Supplied records >>

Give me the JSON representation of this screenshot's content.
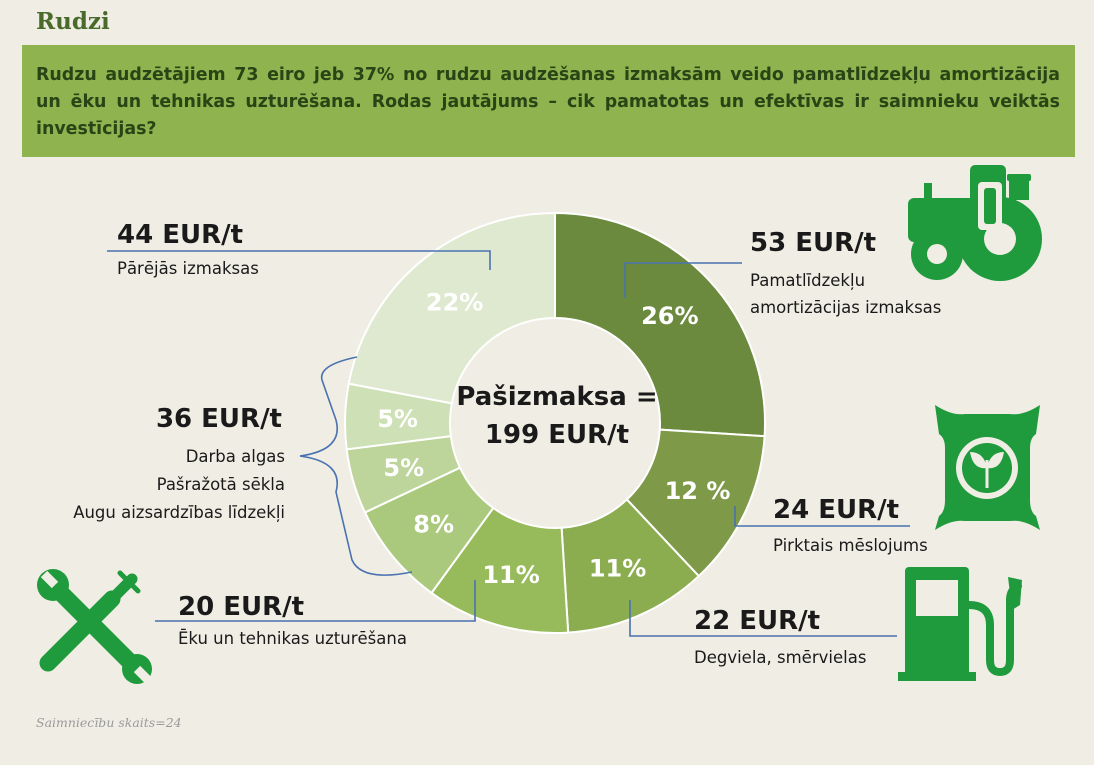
{
  "page": {
    "title": "Rudzi",
    "banner": "Rudzu audzētājiem 73 eiro jeb 37% no rudzu audzēšanas izmaksām veido pamatlīdzekļu amortizācija un ēku un tehnikas uzturēšana. Rodas jautājums – cik pamatotas un efektīvas ir saimnieku veiktās investīcijas?",
    "footnote": "Saimniecību skaits=24"
  },
  "chart_data": {
    "type": "pie",
    "center_label": [
      "Pašizmaksa =",
      "199 EUR/t"
    ],
    "slices": [
      {
        "label": "26%",
        "value": 26,
        "color": "#6b8a3d"
      },
      {
        "label": "12 %",
        "value": 12,
        "color": "#7e9a48"
      },
      {
        "label": "11%",
        "value": 11,
        "color": "#8cac50"
      },
      {
        "label": "11%",
        "value": 11,
        "color": "#97ba5a"
      },
      {
        "label": "8%",
        "value": 8,
        "color": "#aac97c"
      },
      {
        "label": "5%",
        "value": 5,
        "color": "#bdd59a"
      },
      {
        "label": "5%",
        "value": 5,
        "color": "#cee1b6"
      },
      {
        "label": "22%",
        "value": 22,
        "color": "#dfe9cf"
      }
    ],
    "callouts": {
      "amort": {
        "value": "53 EUR/t",
        "label": [
          "Pamatlīdzekļu",
          "amortizācijas izmaksas"
        ]
      },
      "fert": {
        "value": "24 EUR/t",
        "label": [
          "Pirktais mēslojums"
        ]
      },
      "fuel": {
        "value": "22 EUR/t",
        "label": [
          "Degviela, smērvielas"
        ]
      },
      "maint": {
        "value": "20 EUR/t",
        "label": [
          "Ēku un tehnikas uzturēšana"
        ]
      },
      "group": {
        "value": "36 EUR/t",
        "label": [
          "Darba algas",
          "Pašražotā sēkla",
          "Augu aizsardzības līdzekļi"
        ]
      },
      "other": {
        "value": "44 EUR/t",
        "label": [
          "Pārējās izmaksas"
        ]
      }
    },
    "icons": [
      "tractor-icon",
      "fertilizer-bag-icon",
      "fuel-pump-icon",
      "tools-icon"
    ]
  }
}
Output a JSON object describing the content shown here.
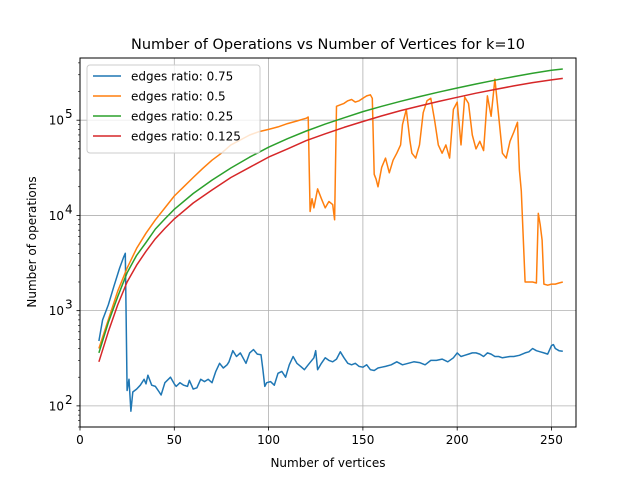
{
  "chart_data": {
    "type": "line",
    "title": "Number of Operations vs Number of Vertices for k=10",
    "xlabel": "Number of vertices",
    "ylabel": "Number of operations",
    "xlim": [
      0,
      263
    ],
    "ylim": [
      60,
      450000
    ],
    "yscale": "log",
    "grid": true,
    "legend_position": "top-left",
    "x_ticks": [
      0,
      50,
      100,
      150,
      200,
      250
    ],
    "x_tick_labels": [
      "0",
      "50",
      "100",
      "150",
      "200",
      "250"
    ],
    "y_ticks": [
      100,
      1000,
      10000,
      100000
    ],
    "y_tick_labels": [
      "10",
      "10",
      "10",
      "10"
    ],
    "y_tick_exponents": [
      "2",
      "3",
      "4",
      "5"
    ],
    "series": [
      {
        "name": "edges ratio: 0.75",
        "color": "#1f77b4",
        "points": [
          [
            10,
            480
          ],
          [
            12,
            800
          ],
          [
            15,
            1150
          ],
          [
            18,
            1800
          ],
          [
            21,
            2800
          ],
          [
            23,
            3600
          ],
          [
            24,
            4000
          ],
          [
            25,
            145
          ],
          [
            26,
            190
          ],
          [
            27,
            88
          ],
          [
            28,
            140
          ],
          [
            30,
            150
          ],
          [
            32,
            165
          ],
          [
            34,
            190
          ],
          [
            35,
            170
          ],
          [
            36,
            210
          ],
          [
            38,
            165
          ],
          [
            40,
            160
          ],
          [
            42,
            140
          ],
          [
            43,
            130
          ],
          [
            45,
            175
          ],
          [
            48,
            200
          ],
          [
            50,
            170
          ],
          [
            51,
            160
          ],
          [
            53,
            175
          ],
          [
            55,
            165
          ],
          [
            57,
            160
          ],
          [
            58,
            185
          ],
          [
            60,
            150
          ],
          [
            62,
            155
          ],
          [
            64,
            190
          ],
          [
            66,
            180
          ],
          [
            68,
            190
          ],
          [
            70,
            175
          ],
          [
            72,
            230
          ],
          [
            74,
            280
          ],
          [
            76,
            250
          ],
          [
            78,
            270
          ],
          [
            79,
            290
          ],
          [
            81,
            380
          ],
          [
            83,
            330
          ],
          [
            85,
            360
          ],
          [
            88,
            280
          ],
          [
            90,
            360
          ],
          [
            92,
            390
          ],
          [
            94,
            350
          ],
          [
            96,
            345
          ],
          [
            97,
            240
          ],
          [
            98,
            160
          ],
          [
            99,
            175
          ],
          [
            101,
            180
          ],
          [
            103,
            165
          ],
          [
            105,
            220
          ],
          [
            107,
            230
          ],
          [
            109,
            200
          ],
          [
            111,
            270
          ],
          [
            113,
            330
          ],
          [
            115,
            280
          ],
          [
            117,
            260
          ],
          [
            119,
            240
          ],
          [
            121,
            270
          ],
          [
            124,
            320
          ],
          [
            125,
            380
          ],
          [
            126,
            240
          ],
          [
            128,
            280
          ],
          [
            130,
            320
          ],
          [
            132,
            300
          ],
          [
            134,
            290
          ],
          [
            136,
            310
          ],
          [
            138,
            370
          ],
          [
            140,
            320
          ],
          [
            142,
            280
          ],
          [
            144,
            270
          ],
          [
            146,
            280
          ],
          [
            148,
            260
          ],
          [
            150,
            255
          ],
          [
            152,
            270
          ],
          [
            154,
            240
          ],
          [
            156,
            235
          ],
          [
            158,
            250
          ],
          [
            160,
            255
          ],
          [
            162,
            260
          ],
          [
            165,
            270
          ],
          [
            168,
            290
          ],
          [
            171,
            270
          ],
          [
            174,
            280
          ],
          [
            177,
            290
          ],
          [
            180,
            285
          ],
          [
            183,
            270
          ],
          [
            186,
            300
          ],
          [
            189,
            300
          ],
          [
            192,
            310
          ],
          [
            195,
            290
          ],
          [
            198,
            320
          ],
          [
            200,
            360
          ],
          [
            202,
            330
          ],
          [
            204,
            340
          ],
          [
            206,
            350
          ],
          [
            208,
            360
          ],
          [
            210,
            360
          ],
          [
            212,
            350
          ],
          [
            214,
            330
          ],
          [
            216,
            360
          ],
          [
            218,
            350
          ],
          [
            220,
            330
          ],
          [
            222,
            330
          ],
          [
            224,
            320
          ],
          [
            226,
            325
          ],
          [
            228,
            330
          ],
          [
            230,
            330
          ],
          [
            233,
            340
          ],
          [
            236,
            360
          ],
          [
            238,
            370
          ],
          [
            240,
            400
          ],
          [
            242,
            380
          ],
          [
            244,
            370
          ],
          [
            246,
            360
          ],
          [
            248,
            350
          ],
          [
            250,
            430
          ],
          [
            251,
            440
          ],
          [
            252,
            400
          ],
          [
            254,
            380
          ],
          [
            256,
            375
          ]
        ]
      },
      {
        "name": "edges ratio: 0.5",
        "color": "#ff7f0e",
        "points": [
          [
            10,
            400
          ],
          [
            15,
            800
          ],
          [
            20,
            1600
          ],
          [
            25,
            2800
          ],
          [
            30,
            4500
          ],
          [
            35,
            6500
          ],
          [
            40,
            9000
          ],
          [
            45,
            12000
          ],
          [
            50,
            16000
          ],
          [
            55,
            20000
          ],
          [
            60,
            25000
          ],
          [
            65,
            31000
          ],
          [
            70,
            38000
          ],
          [
            75,
            45000
          ],
          [
            80,
            55000
          ],
          [
            85,
            62000
          ],
          [
            90,
            70000
          ],
          [
            95,
            76000
          ],
          [
            100,
            80000
          ],
          [
            105,
            85000
          ],
          [
            110,
            92000
          ],
          [
            115,
            98000
          ],
          [
            120,
            105000
          ],
          [
            121,
            108000
          ],
          [
            122,
            11000
          ],
          [
            123,
            15000
          ],
          [
            124,
            12000
          ],
          [
            126,
            19000
          ],
          [
            128,
            15000
          ],
          [
            130,
            12000
          ],
          [
            132,
            14000
          ],
          [
            134,
            13000
          ],
          [
            135,
            9000
          ],
          [
            136,
            140000
          ],
          [
            138,
            145000
          ],
          [
            140,
            150000
          ],
          [
            142,
            160000
          ],
          [
            144,
            165000
          ],
          [
            146,
            155000
          ],
          [
            148,
            160000
          ],
          [
            150,
            170000
          ],
          [
            152,
            180000
          ],
          [
            154,
            185000
          ],
          [
            155,
            170000
          ],
          [
            156,
            27000
          ],
          [
            157,
            24000
          ],
          [
            158,
            20000
          ],
          [
            160,
            32000
          ],
          [
            162,
            40000
          ],
          [
            164,
            28000
          ],
          [
            166,
            38000
          ],
          [
            168,
            45000
          ],
          [
            170,
            55000
          ],
          [
            171,
            90000
          ],
          [
            173,
            130000
          ],
          [
            175,
            60000
          ],
          [
            176,
            45000
          ],
          [
            178,
            40000
          ],
          [
            180,
            55000
          ],
          [
            182,
            120000
          ],
          [
            184,
            160000
          ],
          [
            186,
            170000
          ],
          [
            188,
            100000
          ],
          [
            190,
            55000
          ],
          [
            192,
            45000
          ],
          [
            194,
            55000
          ],
          [
            196,
            40000
          ],
          [
            198,
            130000
          ],
          [
            200,
            155000
          ],
          [
            202,
            55000
          ],
          [
            204,
            175000
          ],
          [
            206,
            150000
          ],
          [
            208,
            70000
          ],
          [
            210,
            50000
          ],
          [
            212,
            60000
          ],
          [
            214,
            48000
          ],
          [
            216,
            180000
          ],
          [
            218,
            110000
          ],
          [
            220,
            270000
          ],
          [
            222,
            110000
          ],
          [
            224,
            45000
          ],
          [
            226,
            40000
          ],
          [
            228,
            60000
          ],
          [
            230,
            75000
          ],
          [
            232,
            95000
          ],
          [
            233,
            30000
          ],
          [
            234,
            18000
          ],
          [
            236,
            2000
          ],
          [
            238,
            2000
          ],
          [
            240,
            2000
          ],
          [
            242,
            1950
          ],
          [
            243,
            10500
          ],
          [
            244,
            8000
          ],
          [
            245,
            5500
          ],
          [
            246,
            1900
          ],
          [
            248,
            1850
          ],
          [
            250,
            1900
          ],
          [
            252,
            1900
          ],
          [
            254,
            1950
          ],
          [
            256,
            2000
          ]
        ]
      },
      {
        "name": "edges ratio: 0.25",
        "color": "#2ca02c",
        "points": [
          [
            10,
            360
          ],
          [
            15,
            750
          ],
          [
            20,
            1400
          ],
          [
            25,
            2500
          ],
          [
            30,
            3800
          ],
          [
            35,
            5200
          ],
          [
            40,
            7200
          ],
          [
            45,
            9200
          ],
          [
            50,
            11600
          ],
          [
            60,
            17000
          ],
          [
            70,
            23500
          ],
          [
            80,
            31500
          ],
          [
            90,
            41000
          ],
          [
            100,
            52000
          ],
          [
            110,
            64000
          ],
          [
            120,
            77000
          ],
          [
            130,
            91000
          ],
          [
            140,
            106000
          ],
          [
            150,
            123000
          ],
          [
            160,
            140000
          ],
          [
            170,
            158000
          ],
          [
            180,
            177000
          ],
          [
            190,
            197000
          ],
          [
            200,
            218000
          ],
          [
            210,
            240000
          ],
          [
            220,
            263000
          ],
          [
            230,
            287000
          ],
          [
            240,
            311000
          ],
          [
            250,
            334000
          ],
          [
            256,
            345000
          ]
        ]
      },
      {
        "name": "edges ratio: 0.125",
        "color": "#d62728",
        "points": [
          [
            10,
            290
          ],
          [
            15,
            600
          ],
          [
            20,
            1150
          ],
          [
            25,
            2000
          ],
          [
            30,
            3000
          ],
          [
            35,
            4200
          ],
          [
            40,
            5700
          ],
          [
            45,
            7300
          ],
          [
            50,
            9200
          ],
          [
            60,
            13500
          ],
          [
            70,
            18500
          ],
          [
            80,
            25000
          ],
          [
            90,
            32000
          ],
          [
            100,
            41000
          ],
          [
            110,
            50000
          ],
          [
            120,
            61000
          ],
          [
            130,
            72000
          ],
          [
            140,
            84000
          ],
          [
            150,
            97000
          ],
          [
            160,
            111000
          ],
          [
            170,
            126000
          ],
          [
            180,
            141000
          ],
          [
            190,
            157000
          ],
          [
            200,
            174000
          ],
          [
            210,
            192000
          ],
          [
            220,
            210000
          ],
          [
            230,
            229000
          ],
          [
            240,
            248000
          ],
          [
            250,
            265000
          ],
          [
            256,
            275000
          ]
        ]
      }
    ]
  }
}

What is expected >> Above are the records. Identify each line that contains the word "JSON".

The answer >>
Give me the JSON representation of this screenshot's content.
Output a JSON object describing the content shown here.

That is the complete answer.